Data records —
******

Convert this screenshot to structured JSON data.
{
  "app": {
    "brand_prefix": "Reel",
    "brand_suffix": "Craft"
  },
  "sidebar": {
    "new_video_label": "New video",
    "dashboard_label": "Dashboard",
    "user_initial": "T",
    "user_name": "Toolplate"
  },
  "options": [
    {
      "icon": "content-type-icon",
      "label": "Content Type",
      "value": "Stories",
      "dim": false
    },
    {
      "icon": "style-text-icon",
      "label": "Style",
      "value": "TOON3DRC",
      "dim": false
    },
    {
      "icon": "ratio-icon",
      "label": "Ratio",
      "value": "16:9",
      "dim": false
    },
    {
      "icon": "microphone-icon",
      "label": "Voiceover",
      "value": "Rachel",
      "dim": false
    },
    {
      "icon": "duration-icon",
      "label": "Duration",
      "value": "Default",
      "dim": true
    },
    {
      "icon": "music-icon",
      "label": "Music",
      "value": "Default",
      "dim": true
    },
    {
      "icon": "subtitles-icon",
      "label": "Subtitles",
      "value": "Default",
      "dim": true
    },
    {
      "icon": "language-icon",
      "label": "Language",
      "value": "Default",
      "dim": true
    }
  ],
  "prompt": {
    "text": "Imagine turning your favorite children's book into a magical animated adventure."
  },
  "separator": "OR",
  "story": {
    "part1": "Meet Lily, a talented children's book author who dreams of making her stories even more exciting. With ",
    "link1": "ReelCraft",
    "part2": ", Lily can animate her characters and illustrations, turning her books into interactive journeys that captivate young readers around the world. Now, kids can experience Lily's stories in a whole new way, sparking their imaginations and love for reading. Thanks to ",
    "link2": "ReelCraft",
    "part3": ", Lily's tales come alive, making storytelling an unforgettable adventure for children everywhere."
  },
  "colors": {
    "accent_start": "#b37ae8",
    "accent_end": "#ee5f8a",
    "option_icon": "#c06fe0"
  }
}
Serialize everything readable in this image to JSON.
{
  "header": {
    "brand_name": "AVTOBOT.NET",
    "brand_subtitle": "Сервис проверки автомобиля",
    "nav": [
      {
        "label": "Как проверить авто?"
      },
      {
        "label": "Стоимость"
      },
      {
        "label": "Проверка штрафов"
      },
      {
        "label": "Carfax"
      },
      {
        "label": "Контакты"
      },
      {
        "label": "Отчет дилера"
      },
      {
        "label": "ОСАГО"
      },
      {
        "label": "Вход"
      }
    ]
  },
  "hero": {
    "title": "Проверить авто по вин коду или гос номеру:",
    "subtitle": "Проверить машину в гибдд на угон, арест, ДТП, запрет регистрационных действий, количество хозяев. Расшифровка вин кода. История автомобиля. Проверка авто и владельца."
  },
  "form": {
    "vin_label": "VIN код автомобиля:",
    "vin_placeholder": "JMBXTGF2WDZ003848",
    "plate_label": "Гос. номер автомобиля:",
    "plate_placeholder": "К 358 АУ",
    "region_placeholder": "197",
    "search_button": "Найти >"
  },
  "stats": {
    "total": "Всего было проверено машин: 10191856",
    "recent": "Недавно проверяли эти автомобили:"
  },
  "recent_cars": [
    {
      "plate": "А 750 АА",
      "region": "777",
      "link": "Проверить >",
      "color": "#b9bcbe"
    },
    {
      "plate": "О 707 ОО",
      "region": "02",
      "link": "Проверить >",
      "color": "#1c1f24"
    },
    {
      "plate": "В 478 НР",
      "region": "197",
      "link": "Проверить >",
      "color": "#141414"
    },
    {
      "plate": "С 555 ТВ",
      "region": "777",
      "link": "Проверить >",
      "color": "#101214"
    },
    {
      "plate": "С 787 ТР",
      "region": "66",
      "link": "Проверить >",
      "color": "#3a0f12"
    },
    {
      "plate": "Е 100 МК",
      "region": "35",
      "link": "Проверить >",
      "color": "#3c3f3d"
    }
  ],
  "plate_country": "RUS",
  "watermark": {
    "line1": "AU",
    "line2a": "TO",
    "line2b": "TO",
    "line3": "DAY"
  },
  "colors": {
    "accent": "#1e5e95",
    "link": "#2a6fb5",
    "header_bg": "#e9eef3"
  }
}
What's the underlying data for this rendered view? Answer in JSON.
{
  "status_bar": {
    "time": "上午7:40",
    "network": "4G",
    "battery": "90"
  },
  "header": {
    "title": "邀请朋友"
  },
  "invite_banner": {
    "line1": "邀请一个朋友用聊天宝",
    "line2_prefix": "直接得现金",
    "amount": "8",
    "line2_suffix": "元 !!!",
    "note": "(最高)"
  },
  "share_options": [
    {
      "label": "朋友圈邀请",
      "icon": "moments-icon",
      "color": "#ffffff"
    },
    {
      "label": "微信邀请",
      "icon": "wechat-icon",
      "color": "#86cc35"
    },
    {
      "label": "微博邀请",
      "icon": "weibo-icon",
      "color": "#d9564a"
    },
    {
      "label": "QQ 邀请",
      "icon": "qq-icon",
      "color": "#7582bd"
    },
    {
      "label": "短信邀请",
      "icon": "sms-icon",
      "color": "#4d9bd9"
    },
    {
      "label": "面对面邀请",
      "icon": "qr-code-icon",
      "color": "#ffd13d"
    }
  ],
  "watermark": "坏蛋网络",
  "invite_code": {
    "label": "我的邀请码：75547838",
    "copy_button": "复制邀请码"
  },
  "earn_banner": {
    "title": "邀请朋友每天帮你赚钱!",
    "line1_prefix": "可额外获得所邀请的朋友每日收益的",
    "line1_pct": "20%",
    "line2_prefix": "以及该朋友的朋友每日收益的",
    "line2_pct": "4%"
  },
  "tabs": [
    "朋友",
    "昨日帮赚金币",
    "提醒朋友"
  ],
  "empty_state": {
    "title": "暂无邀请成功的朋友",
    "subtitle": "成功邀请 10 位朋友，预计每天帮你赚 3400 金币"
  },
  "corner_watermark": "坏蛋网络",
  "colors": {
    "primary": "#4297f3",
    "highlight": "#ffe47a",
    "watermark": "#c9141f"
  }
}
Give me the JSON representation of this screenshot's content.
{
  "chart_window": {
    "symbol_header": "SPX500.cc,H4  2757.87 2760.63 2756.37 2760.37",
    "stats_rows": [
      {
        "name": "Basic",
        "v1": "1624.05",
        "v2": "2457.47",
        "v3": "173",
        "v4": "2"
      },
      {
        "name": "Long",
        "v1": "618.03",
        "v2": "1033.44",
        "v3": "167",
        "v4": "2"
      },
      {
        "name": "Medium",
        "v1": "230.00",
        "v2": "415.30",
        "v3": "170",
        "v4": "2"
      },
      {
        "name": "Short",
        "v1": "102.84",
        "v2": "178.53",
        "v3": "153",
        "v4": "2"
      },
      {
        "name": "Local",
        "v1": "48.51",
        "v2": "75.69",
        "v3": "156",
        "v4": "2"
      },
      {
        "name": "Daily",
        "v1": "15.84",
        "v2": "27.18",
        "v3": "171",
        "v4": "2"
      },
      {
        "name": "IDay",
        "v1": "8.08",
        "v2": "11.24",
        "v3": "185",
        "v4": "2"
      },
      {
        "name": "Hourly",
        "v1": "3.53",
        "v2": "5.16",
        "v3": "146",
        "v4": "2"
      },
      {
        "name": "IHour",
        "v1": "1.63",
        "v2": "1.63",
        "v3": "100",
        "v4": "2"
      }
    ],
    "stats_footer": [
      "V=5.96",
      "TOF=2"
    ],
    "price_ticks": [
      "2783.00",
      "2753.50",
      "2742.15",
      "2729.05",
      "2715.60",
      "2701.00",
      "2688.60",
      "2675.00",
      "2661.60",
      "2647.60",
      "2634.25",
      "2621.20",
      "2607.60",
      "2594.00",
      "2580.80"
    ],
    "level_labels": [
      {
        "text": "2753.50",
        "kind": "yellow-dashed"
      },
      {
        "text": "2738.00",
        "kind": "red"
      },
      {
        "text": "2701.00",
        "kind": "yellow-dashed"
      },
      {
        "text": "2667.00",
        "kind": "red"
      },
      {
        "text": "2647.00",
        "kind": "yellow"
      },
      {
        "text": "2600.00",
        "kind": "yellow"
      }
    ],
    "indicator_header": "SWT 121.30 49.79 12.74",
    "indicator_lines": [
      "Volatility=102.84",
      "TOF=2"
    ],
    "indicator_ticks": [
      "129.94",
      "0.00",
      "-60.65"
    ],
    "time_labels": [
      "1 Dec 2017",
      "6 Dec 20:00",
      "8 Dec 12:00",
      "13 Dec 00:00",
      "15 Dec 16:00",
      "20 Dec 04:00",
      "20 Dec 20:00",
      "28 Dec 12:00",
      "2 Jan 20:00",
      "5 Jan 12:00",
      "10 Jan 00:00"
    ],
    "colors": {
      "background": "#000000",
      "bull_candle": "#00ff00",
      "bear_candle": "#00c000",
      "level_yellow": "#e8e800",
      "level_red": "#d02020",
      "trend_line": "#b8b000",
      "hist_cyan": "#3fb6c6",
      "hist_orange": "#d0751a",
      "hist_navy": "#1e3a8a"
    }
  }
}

******

EXERCISE TASK — Output nothing but the number of lines in the data containing the string "into".

ANSWER TO THIS EXERCISE — 2